Dataset records on visual material
/---

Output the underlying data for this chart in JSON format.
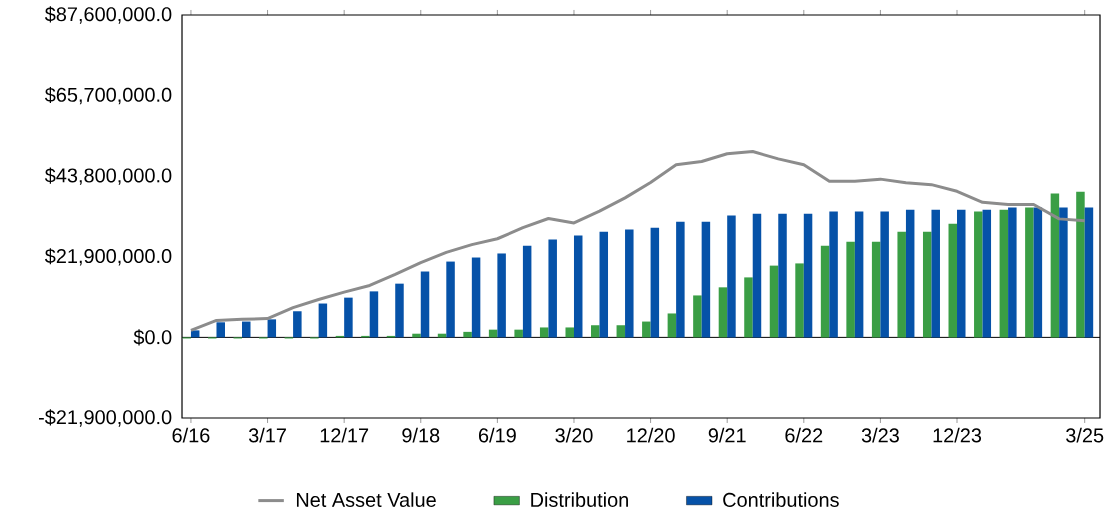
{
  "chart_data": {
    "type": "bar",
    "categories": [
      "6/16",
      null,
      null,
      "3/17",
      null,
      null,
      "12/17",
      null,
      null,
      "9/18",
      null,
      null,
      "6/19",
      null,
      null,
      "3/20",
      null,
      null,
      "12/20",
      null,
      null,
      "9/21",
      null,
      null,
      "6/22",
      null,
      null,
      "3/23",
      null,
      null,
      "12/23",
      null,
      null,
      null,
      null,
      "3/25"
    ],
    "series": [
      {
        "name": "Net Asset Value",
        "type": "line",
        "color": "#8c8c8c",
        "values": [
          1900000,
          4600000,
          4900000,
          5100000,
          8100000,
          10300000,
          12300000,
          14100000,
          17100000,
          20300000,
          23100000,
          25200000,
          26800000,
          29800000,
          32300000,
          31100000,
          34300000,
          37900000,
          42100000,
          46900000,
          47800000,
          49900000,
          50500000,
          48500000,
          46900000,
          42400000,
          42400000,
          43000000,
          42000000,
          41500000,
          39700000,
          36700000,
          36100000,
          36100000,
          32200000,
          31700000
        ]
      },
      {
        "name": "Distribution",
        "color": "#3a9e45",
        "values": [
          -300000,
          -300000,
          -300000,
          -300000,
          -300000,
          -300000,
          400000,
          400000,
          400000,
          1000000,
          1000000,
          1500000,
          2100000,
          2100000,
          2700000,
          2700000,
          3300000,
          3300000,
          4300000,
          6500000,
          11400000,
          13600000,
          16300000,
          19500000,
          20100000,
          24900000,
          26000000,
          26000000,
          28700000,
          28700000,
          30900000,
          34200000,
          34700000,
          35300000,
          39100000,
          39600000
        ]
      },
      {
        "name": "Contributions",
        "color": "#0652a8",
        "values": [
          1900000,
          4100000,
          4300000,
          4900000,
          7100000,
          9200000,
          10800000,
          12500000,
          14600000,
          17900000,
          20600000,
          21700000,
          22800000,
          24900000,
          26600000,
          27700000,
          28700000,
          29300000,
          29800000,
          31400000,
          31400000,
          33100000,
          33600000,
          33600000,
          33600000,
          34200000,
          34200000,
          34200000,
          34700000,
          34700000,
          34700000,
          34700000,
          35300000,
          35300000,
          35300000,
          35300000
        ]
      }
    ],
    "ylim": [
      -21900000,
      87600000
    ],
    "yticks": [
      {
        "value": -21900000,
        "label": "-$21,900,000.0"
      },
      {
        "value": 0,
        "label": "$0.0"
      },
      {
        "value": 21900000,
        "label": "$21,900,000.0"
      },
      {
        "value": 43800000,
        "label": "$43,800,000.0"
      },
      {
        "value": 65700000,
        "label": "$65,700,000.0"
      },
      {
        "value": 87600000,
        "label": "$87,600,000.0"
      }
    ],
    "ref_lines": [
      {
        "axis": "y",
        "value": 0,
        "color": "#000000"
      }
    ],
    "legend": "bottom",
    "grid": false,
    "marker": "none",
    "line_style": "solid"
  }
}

\---

Pictures in the records above are left out; print everything else exactly as written.

-- Task answer --
Output the underlying data for this chart in JSON format.
{
  "chart_data": {
    "type": "bar",
    "categories": [
      "6/16",
      null,
      null,
      "3/17",
      null,
      null,
      "12/17",
      null,
      null,
      "9/18",
      null,
      null,
      "6/19",
      null,
      null,
      "3/20",
      null,
      null,
      "12/20",
      null,
      null,
      "9/21",
      null,
      null,
      "6/22",
      null,
      null,
      "3/23",
      null,
      null,
      "12/23",
      null,
      null,
      null,
      null,
      "3/25"
    ],
    "series": [
      {
        "name": "Net Asset Value",
        "type": "line",
        "color": "#8c8c8c",
        "values": [
          1900000,
          4600000,
          4900000,
          5100000,
          8100000,
          10300000,
          12300000,
          14100000,
          17100000,
          20300000,
          23100000,
          25200000,
          26800000,
          29800000,
          32300000,
          31100000,
          34300000,
          37900000,
          42100000,
          46900000,
          47800000,
          49900000,
          50500000,
          48500000,
          46900000,
          42400000,
          42400000,
          43000000,
          42000000,
          41500000,
          39700000,
          36700000,
          36100000,
          36100000,
          32200000,
          31700000
        ]
      },
      {
        "name": "Distribution",
        "color": "#3a9e45",
        "values": [
          -300000,
          -300000,
          -300000,
          -300000,
          -300000,
          -300000,
          400000,
          400000,
          400000,
          1000000,
          1000000,
          1500000,
          2100000,
          2100000,
          2700000,
          2700000,
          3300000,
          3300000,
          4300000,
          6500000,
          11400000,
          13600000,
          16300000,
          19500000,
          20100000,
          24900000,
          26000000,
          26000000,
          28700000,
          28700000,
          30900000,
          34200000,
          34700000,
          35300000,
          39100000,
          39600000
        ]
      },
      {
        "name": "Contributions",
        "color": "#0652a8",
        "values": [
          1900000,
          4100000,
          4300000,
          4900000,
          7100000,
          9200000,
          10800000,
          12500000,
          14600000,
          17900000,
          20600000,
          21700000,
          22800000,
          24900000,
          26600000,
          27700000,
          28700000,
          29300000,
          29800000,
          31400000,
          31400000,
          33100000,
          33600000,
          33600000,
          33600000,
          34200000,
          34200000,
          34200000,
          34700000,
          34700000,
          34700000,
          34700000,
          35300000,
          35300000,
          35300000,
          35300000
        ]
      }
    ],
    "ylim": [
      -21900000,
      87600000
    ],
    "yticks": [
      {
        "value": -21900000,
        "label": "-$21,900,000.0"
      },
      {
        "value": 0,
        "label": "$0.0"
      },
      {
        "value": 21900000,
        "label": "$21,900,000.0"
      },
      {
        "value": 43800000,
        "label": "$43,800,000.0"
      },
      {
        "value": 65700000,
        "label": "$65,700,000.0"
      },
      {
        "value": 87600000,
        "label": "$87,600,000.0"
      }
    ],
    "ref_lines": [
      {
        "axis": "y",
        "value": 0,
        "color": "#000000"
      }
    ],
    "legend": "bottom",
    "grid": false,
    "marker": "none",
    "line_style": "solid"
  }
}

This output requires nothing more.